_Objective:_
Each line below either holds the string "Локальный" or doesn't. Count those that do and give only the number.
▽
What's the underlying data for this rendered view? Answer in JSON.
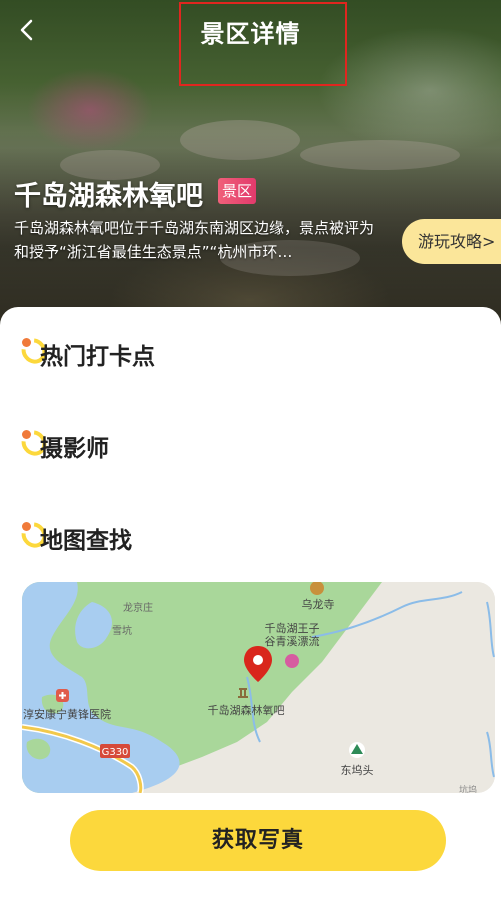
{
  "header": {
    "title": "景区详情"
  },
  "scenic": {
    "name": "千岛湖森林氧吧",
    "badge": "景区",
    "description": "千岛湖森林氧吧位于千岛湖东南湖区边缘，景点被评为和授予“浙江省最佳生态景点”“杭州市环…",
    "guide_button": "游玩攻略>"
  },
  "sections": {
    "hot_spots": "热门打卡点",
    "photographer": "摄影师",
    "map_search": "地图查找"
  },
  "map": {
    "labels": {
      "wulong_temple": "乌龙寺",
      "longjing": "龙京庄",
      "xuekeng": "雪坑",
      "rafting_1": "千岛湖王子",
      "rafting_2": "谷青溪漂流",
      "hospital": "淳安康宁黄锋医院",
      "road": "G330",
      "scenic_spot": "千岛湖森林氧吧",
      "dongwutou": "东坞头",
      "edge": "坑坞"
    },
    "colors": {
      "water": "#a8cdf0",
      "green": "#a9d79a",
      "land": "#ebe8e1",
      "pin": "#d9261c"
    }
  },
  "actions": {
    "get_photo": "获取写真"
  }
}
△
▽
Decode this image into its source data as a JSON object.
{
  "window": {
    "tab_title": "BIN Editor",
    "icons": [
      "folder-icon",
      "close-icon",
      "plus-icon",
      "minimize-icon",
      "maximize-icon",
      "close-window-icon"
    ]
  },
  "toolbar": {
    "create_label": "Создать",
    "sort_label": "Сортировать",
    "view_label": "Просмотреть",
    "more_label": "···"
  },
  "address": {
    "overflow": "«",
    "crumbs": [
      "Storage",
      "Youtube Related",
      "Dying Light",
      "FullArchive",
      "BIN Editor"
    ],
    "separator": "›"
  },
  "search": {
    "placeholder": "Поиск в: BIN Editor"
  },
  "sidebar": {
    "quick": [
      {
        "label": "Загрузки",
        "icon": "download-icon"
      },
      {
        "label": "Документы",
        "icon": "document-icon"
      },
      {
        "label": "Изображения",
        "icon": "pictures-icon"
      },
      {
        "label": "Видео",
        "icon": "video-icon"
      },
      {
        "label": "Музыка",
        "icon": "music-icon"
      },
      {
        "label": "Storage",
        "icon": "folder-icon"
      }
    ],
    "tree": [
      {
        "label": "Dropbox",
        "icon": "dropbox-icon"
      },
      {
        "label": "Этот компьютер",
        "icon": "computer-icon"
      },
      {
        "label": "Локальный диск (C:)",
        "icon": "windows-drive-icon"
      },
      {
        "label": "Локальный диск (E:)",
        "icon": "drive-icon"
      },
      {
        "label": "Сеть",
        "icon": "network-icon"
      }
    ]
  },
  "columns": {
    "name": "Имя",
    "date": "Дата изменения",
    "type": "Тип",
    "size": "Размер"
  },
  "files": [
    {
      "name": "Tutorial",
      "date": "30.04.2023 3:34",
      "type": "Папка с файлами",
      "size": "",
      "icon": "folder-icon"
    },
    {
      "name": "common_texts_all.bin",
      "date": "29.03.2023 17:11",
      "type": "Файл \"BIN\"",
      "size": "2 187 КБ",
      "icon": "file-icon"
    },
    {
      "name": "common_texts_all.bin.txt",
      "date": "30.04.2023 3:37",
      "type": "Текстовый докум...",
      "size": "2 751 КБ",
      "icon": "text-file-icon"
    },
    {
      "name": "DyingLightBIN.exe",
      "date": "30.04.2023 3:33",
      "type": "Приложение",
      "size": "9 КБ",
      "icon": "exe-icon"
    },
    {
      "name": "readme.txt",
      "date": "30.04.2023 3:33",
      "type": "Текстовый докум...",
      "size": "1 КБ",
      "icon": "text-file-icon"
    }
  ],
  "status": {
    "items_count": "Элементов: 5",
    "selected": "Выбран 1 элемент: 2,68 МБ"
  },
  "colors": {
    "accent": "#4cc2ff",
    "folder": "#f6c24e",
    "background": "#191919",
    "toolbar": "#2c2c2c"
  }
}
△
_Final result:_
2